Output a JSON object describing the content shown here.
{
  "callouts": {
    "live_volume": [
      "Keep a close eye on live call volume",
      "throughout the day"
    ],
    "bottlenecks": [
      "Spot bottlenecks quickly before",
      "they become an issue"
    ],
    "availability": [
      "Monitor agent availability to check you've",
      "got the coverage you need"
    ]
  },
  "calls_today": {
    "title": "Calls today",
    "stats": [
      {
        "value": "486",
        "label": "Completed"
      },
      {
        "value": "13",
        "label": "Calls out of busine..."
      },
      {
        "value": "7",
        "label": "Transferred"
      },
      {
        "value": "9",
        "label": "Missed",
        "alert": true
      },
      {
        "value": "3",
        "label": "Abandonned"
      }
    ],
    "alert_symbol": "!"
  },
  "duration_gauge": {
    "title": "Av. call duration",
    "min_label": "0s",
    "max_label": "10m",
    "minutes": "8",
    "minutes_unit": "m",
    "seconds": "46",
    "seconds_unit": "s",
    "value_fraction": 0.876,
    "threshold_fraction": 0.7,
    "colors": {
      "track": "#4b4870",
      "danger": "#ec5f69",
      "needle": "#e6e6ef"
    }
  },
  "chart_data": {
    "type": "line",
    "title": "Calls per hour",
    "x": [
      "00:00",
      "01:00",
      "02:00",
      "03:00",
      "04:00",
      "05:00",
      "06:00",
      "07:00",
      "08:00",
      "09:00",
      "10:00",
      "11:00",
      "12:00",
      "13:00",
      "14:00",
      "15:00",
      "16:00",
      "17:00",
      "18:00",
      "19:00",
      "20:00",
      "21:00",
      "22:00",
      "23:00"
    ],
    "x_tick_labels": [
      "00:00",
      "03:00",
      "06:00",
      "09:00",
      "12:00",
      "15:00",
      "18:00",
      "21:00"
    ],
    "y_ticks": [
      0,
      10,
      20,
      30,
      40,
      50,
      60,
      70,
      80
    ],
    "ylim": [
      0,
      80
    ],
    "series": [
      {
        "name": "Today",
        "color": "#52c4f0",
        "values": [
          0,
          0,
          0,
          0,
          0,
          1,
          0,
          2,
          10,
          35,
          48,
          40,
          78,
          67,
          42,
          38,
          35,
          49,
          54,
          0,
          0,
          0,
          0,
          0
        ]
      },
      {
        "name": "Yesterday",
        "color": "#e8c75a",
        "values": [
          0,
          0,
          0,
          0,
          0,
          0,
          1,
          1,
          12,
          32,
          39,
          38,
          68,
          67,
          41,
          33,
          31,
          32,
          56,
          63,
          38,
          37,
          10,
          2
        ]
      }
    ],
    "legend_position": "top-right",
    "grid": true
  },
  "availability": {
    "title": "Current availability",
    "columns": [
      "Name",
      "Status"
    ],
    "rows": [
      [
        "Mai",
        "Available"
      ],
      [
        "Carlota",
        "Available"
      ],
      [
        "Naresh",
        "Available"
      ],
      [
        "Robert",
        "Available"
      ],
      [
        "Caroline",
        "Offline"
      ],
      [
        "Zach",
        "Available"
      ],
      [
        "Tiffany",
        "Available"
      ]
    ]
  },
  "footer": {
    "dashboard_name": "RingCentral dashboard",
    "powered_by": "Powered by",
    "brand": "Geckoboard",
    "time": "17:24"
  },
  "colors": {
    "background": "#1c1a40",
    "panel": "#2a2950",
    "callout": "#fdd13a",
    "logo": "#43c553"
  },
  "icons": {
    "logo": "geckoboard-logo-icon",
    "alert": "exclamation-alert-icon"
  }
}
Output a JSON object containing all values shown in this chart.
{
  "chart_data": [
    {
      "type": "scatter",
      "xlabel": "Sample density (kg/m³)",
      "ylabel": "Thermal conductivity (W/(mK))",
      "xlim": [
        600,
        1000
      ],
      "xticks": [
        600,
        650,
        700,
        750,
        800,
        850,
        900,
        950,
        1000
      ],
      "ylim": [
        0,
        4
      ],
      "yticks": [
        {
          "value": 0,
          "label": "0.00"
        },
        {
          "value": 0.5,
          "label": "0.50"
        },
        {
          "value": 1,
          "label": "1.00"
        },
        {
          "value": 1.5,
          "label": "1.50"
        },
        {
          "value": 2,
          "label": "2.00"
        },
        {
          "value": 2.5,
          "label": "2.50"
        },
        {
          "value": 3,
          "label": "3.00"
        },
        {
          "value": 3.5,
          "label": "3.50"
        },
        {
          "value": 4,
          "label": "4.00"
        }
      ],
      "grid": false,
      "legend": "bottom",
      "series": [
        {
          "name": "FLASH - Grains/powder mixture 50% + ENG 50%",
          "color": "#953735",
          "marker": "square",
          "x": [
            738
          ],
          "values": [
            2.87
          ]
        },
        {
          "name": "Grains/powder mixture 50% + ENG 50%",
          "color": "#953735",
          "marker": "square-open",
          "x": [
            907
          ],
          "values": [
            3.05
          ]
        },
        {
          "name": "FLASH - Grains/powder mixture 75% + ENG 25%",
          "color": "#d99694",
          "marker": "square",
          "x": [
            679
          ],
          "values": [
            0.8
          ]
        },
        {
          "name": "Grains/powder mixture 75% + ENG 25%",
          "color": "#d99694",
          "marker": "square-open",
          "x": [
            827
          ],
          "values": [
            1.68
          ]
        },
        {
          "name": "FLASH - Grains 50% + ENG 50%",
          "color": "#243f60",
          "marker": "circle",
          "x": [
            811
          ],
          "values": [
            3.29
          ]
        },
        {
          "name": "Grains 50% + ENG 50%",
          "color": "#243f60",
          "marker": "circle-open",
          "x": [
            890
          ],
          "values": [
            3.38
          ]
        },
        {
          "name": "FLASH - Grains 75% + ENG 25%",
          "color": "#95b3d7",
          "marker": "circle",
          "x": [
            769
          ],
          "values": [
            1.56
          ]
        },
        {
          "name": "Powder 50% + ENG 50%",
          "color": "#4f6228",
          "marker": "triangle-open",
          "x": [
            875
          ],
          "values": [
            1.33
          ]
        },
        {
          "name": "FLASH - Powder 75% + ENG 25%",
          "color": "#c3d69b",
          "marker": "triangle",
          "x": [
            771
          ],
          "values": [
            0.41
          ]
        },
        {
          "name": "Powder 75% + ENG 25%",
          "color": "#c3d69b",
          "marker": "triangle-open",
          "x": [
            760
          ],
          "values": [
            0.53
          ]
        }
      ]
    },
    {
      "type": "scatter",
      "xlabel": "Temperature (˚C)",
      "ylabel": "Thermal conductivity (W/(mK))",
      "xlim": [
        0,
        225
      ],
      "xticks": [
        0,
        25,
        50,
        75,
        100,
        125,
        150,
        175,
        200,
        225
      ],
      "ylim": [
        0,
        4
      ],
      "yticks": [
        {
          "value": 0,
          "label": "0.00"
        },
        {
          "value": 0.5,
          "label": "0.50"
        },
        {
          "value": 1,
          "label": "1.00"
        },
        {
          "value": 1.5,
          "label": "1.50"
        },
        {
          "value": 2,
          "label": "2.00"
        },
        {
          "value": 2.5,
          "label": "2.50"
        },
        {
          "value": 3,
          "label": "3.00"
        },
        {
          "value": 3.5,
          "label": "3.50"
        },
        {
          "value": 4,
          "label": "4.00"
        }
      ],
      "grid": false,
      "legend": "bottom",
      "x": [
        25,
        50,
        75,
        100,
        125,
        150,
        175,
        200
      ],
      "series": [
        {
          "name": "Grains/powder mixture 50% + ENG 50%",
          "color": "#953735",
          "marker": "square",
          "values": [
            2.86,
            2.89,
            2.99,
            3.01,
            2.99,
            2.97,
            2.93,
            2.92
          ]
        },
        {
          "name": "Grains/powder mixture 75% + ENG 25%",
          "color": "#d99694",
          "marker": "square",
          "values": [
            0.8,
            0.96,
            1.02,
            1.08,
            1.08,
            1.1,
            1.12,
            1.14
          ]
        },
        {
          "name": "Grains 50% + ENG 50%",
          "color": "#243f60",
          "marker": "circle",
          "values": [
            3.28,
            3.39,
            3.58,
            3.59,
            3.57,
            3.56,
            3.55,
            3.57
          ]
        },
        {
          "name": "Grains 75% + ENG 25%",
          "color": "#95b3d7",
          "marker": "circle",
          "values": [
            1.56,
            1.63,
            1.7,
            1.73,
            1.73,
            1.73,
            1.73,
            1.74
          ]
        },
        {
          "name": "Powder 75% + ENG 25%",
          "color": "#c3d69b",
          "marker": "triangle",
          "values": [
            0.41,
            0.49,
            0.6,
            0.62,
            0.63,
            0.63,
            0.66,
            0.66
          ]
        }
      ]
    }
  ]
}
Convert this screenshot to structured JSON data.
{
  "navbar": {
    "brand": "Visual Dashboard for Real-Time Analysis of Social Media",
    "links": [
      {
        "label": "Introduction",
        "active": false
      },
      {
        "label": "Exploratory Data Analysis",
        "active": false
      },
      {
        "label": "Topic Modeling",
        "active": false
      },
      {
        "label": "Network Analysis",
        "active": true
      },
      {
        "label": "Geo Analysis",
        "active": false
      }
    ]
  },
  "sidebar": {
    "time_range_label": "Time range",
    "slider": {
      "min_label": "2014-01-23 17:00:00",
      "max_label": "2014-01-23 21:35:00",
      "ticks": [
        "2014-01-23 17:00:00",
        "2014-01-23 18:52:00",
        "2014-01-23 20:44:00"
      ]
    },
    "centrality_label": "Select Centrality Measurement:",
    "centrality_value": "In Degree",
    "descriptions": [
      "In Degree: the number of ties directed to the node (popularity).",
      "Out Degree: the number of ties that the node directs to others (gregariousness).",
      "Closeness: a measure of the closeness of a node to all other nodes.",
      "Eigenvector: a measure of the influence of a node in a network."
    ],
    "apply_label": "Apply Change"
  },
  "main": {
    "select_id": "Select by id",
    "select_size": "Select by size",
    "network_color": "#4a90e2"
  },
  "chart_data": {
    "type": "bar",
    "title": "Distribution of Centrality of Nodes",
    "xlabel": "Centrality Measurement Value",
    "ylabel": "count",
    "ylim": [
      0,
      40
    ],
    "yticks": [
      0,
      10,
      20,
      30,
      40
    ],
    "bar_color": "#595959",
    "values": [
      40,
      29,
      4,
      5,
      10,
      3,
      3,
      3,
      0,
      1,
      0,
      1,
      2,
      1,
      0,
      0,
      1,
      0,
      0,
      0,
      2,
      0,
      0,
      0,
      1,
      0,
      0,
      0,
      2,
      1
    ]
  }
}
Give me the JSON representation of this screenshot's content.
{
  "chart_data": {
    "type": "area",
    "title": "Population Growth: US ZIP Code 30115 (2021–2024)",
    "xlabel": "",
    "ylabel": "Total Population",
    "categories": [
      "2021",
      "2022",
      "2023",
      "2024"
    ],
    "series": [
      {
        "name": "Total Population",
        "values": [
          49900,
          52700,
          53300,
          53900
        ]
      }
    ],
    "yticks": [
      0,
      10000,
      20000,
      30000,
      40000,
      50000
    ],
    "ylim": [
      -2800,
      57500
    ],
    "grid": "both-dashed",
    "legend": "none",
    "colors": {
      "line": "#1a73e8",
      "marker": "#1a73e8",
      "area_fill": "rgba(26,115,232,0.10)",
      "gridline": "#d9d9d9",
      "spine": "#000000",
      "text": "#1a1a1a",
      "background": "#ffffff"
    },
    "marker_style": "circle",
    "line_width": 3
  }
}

—————

PROBLEM DETAILS:
Copy each line of the records above that carries the word "background".

CORRECT ANSWER:
    "background": "#1c1a40",
      "background": "#ffffff"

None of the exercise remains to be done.